[START OF EXERCISE DATA]

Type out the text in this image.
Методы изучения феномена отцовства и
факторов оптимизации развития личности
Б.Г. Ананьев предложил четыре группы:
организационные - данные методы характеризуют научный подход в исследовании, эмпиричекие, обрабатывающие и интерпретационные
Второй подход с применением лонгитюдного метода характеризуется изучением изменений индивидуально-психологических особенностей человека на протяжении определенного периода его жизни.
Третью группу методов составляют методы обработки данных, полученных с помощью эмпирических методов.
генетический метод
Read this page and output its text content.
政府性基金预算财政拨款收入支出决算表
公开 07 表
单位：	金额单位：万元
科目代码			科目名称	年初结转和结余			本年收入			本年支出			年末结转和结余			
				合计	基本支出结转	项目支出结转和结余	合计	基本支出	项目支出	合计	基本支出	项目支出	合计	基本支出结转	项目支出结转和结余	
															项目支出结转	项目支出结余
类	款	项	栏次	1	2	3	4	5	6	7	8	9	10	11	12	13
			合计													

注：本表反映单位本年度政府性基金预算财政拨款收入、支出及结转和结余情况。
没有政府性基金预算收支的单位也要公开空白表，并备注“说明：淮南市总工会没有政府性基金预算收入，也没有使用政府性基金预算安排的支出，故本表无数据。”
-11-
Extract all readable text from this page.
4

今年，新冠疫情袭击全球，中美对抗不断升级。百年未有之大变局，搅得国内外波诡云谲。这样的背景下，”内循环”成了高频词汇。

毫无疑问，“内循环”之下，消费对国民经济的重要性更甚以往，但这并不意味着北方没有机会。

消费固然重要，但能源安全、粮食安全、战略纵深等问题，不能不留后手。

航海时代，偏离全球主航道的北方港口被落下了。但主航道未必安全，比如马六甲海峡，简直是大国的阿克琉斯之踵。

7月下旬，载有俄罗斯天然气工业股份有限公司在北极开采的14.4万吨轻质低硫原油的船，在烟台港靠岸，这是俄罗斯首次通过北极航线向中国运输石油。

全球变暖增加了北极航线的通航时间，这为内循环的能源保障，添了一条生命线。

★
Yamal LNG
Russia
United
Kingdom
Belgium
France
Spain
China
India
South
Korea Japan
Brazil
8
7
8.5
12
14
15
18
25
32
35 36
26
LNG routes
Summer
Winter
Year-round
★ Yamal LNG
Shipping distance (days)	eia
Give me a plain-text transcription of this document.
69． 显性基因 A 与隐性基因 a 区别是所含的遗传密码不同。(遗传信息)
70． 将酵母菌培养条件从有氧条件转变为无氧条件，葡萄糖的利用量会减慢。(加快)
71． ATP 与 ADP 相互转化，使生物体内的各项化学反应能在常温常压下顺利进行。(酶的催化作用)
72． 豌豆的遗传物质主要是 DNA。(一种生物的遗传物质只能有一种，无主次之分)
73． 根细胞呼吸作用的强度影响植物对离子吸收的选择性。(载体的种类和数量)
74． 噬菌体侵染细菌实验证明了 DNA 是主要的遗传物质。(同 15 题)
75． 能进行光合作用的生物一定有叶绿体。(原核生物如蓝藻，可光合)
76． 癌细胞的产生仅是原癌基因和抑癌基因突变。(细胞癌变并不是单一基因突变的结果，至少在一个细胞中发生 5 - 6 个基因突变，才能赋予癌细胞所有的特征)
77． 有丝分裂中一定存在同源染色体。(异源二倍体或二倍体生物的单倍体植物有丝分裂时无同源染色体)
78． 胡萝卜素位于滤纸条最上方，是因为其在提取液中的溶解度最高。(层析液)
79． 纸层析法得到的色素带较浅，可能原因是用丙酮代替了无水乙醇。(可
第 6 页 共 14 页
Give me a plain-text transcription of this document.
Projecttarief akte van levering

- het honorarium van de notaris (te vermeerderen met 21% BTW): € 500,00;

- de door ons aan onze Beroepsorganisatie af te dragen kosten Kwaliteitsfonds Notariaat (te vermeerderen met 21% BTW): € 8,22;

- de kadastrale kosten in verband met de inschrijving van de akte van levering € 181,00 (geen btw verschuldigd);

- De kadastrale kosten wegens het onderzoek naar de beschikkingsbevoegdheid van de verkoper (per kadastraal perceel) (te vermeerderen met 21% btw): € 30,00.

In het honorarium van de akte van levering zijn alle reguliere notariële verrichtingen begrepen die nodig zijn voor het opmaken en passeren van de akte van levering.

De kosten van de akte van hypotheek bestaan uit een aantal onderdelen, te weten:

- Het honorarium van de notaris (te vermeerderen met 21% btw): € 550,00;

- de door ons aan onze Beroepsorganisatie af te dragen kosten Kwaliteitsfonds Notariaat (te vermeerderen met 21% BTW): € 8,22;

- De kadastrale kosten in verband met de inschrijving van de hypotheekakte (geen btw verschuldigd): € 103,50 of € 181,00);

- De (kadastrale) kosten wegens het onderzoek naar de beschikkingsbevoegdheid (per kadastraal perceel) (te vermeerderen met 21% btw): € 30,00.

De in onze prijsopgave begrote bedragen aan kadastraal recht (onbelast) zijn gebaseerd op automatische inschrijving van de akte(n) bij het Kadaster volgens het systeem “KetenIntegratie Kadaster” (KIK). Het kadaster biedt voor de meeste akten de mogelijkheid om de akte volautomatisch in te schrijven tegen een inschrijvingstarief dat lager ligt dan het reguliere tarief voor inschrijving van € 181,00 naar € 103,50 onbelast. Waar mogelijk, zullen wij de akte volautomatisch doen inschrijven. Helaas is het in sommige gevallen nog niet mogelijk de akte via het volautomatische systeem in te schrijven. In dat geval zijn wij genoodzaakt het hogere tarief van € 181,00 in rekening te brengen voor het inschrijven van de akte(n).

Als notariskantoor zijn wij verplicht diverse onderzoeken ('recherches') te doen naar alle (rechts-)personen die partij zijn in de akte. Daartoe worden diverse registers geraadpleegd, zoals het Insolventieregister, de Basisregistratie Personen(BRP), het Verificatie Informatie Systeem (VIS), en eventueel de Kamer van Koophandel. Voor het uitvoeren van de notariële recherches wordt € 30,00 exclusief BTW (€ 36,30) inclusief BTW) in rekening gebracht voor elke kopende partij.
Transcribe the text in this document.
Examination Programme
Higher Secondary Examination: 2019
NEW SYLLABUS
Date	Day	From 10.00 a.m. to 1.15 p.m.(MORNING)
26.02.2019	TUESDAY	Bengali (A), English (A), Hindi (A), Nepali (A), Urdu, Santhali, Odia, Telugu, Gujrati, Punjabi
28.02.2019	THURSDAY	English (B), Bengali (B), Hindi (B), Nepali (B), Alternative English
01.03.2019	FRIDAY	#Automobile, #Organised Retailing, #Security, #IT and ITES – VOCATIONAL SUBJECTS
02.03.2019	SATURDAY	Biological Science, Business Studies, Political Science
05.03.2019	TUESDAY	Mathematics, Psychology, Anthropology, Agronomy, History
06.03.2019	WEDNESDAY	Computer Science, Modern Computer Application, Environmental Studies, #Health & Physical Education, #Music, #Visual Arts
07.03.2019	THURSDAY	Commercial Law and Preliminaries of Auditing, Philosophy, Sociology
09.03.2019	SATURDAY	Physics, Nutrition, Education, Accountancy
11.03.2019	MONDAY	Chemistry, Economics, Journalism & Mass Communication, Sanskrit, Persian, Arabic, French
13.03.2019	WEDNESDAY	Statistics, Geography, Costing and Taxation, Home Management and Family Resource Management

[END OF EXERCISE DATA]

DIRECTIONS FOR THIS TASK:
Faithfully transcribe the whole of the data.

FULL RESPONSE:
Type out the text in this image.
Методы изучения феномена отцовства и
факторов оптимизации развития личности
Б.Г. Ананьев предложил четыре группы:
организационные - данные методы характеризуют научный подход в исследовании, эмпиричекие, обрабатывающие и интерпретационные
Второй подход с применением лонгитюдного метода характеризуется изучением изменений индивидуально-психологических особенностей человека на протяжении определенного периода его жизни.
Третью группу методов составляют методы обработки данных, полученных с помощью эмпирических методов.
генетический метод
Read this page and output its text content.
政府性基金预算财政拨款收入支出决算表
公开 07 表
单位：	金额单位：万元
科目代码			科目名称	年初结转和结余			本年收入			本年支出			年末结转和结余			
				合计	基本支出结转	项目支出结转和结余	合计	基本支出	项目支出	合计	基本支出	项目支出	合计	基本支出结转	项目支出结转和结余	
															项目支出结转	项目支出结余
类	款	项	栏次	1	2	3	4	5	6	7	8	9	10	11	12	13
			合计													

注：本表反映单位本年度政府性基金预算财政拨款收入、支出及结转和结余情况。
没有政府性基金预算收支的单位也要公开空白表，并备注“说明：淮南市总工会没有政府性基金预算收入，也没有使用政府性基金预算安排的支出，故本表无数据。”
-11-
Extract all readable text from this page.
4

今年，新冠疫情袭击全球，中美对抗不断升级。百年未有之大变局，搅得国内外波诡云谲。这样的背景下，”内循环”成了高频词汇。

毫无疑问，“内循环”之下，消费对国民经济的重要性更甚以往，但这并不意味着北方没有机会。

消费固然重要，但能源安全、粮食安全、战略纵深等问题，不能不留后手。

航海时代，偏离全球主航道的北方港口被落下了。但主航道未必安全，比如马六甲海峡，简直是大国的阿克琉斯之踵。

7月下旬，载有俄罗斯天然气工业股份有限公司在北极开采的14.4万吨轻质低硫原油的船，在烟台港靠岸，这是俄罗斯首次通过北极航线向中国运输石油。

全球变暖增加了北极航线的通航时间，这为内循环的能源保障，添了一条生命线。

★
Yamal LNG
Russia
United
Kingdom
Belgium
France
Spain
China
India
South
Korea Japan
Brazil
8
7
8.5
12
14
15
18
25
32
35 36
26
LNG routes
Summer
Winter
Year-round
★ Yamal LNG
Shipping distance (days)	eia
Give me a plain-text transcription of this document.
69． 显性基因 A 与隐性基因 a 区别是所含的遗传密码不同。(遗传信息)
70． 将酵母菌培养条件从有氧条件转变为无氧条件，葡萄糖的利用量会减慢。(加快)
71． ATP 与 ADP 相互转化，使生物体内的各项化学反应能在常温常压下顺利进行。(酶的催化作用)
72． 豌豆的遗传物质主要是 DNA。(一种生物的遗传物质只能有一种，无主次之分)
73． 根细胞呼吸作用的强度影响植物对离子吸收的选择性。(载体的种类和数量)
74． 噬菌体侵染细菌实验证明了 DNA 是主要的遗传物质。(同 15 题)
75． 能进行光合作用的生物一定有叶绿体。(原核生物如蓝藻，可光合)
76． 癌细胞的产生仅是原癌基因和抑癌基因突变。(细胞癌变并不是单一基因突变的结果，至少在一个细胞中发生 5 - 6 个基因突变，才能赋予癌细胞所有的特征)
77． 有丝分裂中一定存在同源染色体。(异源二倍体或二倍体生物的单倍体植物有丝分裂时无同源染色体)
78． 胡萝卜素位于滤纸条最上方，是因为其在提取液中的溶解度最高。(层析液)
79． 纸层析法得到的色素带较浅，可能原因是用丙酮代替了无水乙醇。(可
第 6 页 共 14 页
Give me a plain-text transcription of this document.
Projecttarief akte van levering

- het honorarium van de notaris (te vermeerderen met 21% BTW): € 500,00;

- de door ons aan onze Beroepsorganisatie af te dragen kosten Kwaliteitsfonds Notariaat (te vermeerderen met 21% BTW): € 8,22;

- de kadastrale kosten in verband met de inschrijving van de akte van levering € 181,00 (geen btw verschuldigd);

- De kadastrale kosten wegens het onderzoek naar de beschikkingsbevoegdheid van de verkoper (per kadastraal perceel) (te vermeerderen met 21% btw): € 30,00.

In het honorarium van de akte van levering zijn alle reguliere notariële verrichtingen begrepen die nodig zijn voor het opmaken en passeren van de akte van levering.

De kosten van de akte van hypotheek bestaan uit een aantal onderdelen, te weten:

- Het honorarium van de notaris (te vermeerderen met 21% btw): € 550,00;

- de door ons aan onze Beroepsorganisatie af te dragen kosten Kwaliteitsfonds Notariaat (te vermeerderen met 21% BTW): € 8,22;

- De kadastrale kosten in verband met de inschrijving van de hypotheekakte (geen btw verschuldigd): € 103,50 of € 181,00);

- De (kadastrale) kosten wegens het onderzoek naar de beschikkingsbevoegdheid (per kadastraal perceel) (te vermeerderen met 21% btw): € 30,00.

De in onze prijsopgave begrote bedragen aan kadastraal recht (onbelast) zijn gebaseerd op automatische inschrijving van de akte(n) bij het Kadaster volgens het systeem “KetenIntegratie Kadaster” (KIK). Het kadaster biedt voor de meeste akten de mogelijkheid om de akte volautomatisch in te schrijven tegen een inschrijvingstarief dat lager ligt dan het reguliere tarief voor inschrijving van € 181,00 naar € 103,50 onbelast. Waar mogelijk, zullen wij de akte volautomatisch doen inschrijven. Helaas is het in sommige gevallen nog niet mogelijk de akte via het volautomatische systeem in te schrijven. In dat geval zijn wij genoodzaakt het hogere tarief van € 181,00 in rekening te brengen voor het inschrijven van de akte(n).

Als notariskantoor zijn wij verplicht diverse onderzoeken ('recherches') te doen naar alle (rechts-)personen die partij zijn in de akte. Daartoe worden diverse registers geraadpleegd, zoals het Insolventieregister, de Basisregistratie Personen(BRP), het Verificatie Informatie Systeem (VIS), en eventueel de Kamer van Koophandel. Voor het uitvoeren van de notariële recherches wordt € 30,00 exclusief BTW (€ 36,30) inclusief BTW) in rekening gebracht voor elke kopende partij.
Transcribe the text in this document.
Examination Programme
Higher Secondary Examination: 2019
NEW SYLLABUS
Date	Day	From 10.00 a.m. to 1.15 p.m.(MORNING)
26.02.2019	TUESDAY	Bengali (A), English (A), Hindi (A), Nepali (A), Urdu, Santhali, Odia, Telugu, Gujrati, Punjabi
28.02.2019	THURSDAY	English (B), Bengali (B), Hindi (B), Nepali (B), Alternative English
01.03.2019	FRIDAY	#Automobile, #Organised Retailing, #Security, #IT and ITES – VOCATIONAL SUBJECTS
02.03.2019	SATURDAY	Biological Science, Business Studies, Political Science
05.03.2019	TUESDAY	Mathematics, Psychology, Anthropology, Agronomy, History
06.03.2019	WEDNESDAY	Computer Science, Modern Computer Application, Environmental Studies, #Health & Physical Education, #Music, #Visual Arts
07.03.2019	THURSDAY	Commercial Law and Preliminaries of Auditing, Philosophy, Sociology
09.03.2019	SATURDAY	Physics, Nutrition, Education, Accountancy
11.03.2019	MONDAY	Chemistry, Economics, Journalism & Mass Communication, Sanskrit, Persian, Arabic, French
13.03.2019	WEDNESDAY	Statistics, Geography, Costing and Taxation, Home Management and Family Resource Management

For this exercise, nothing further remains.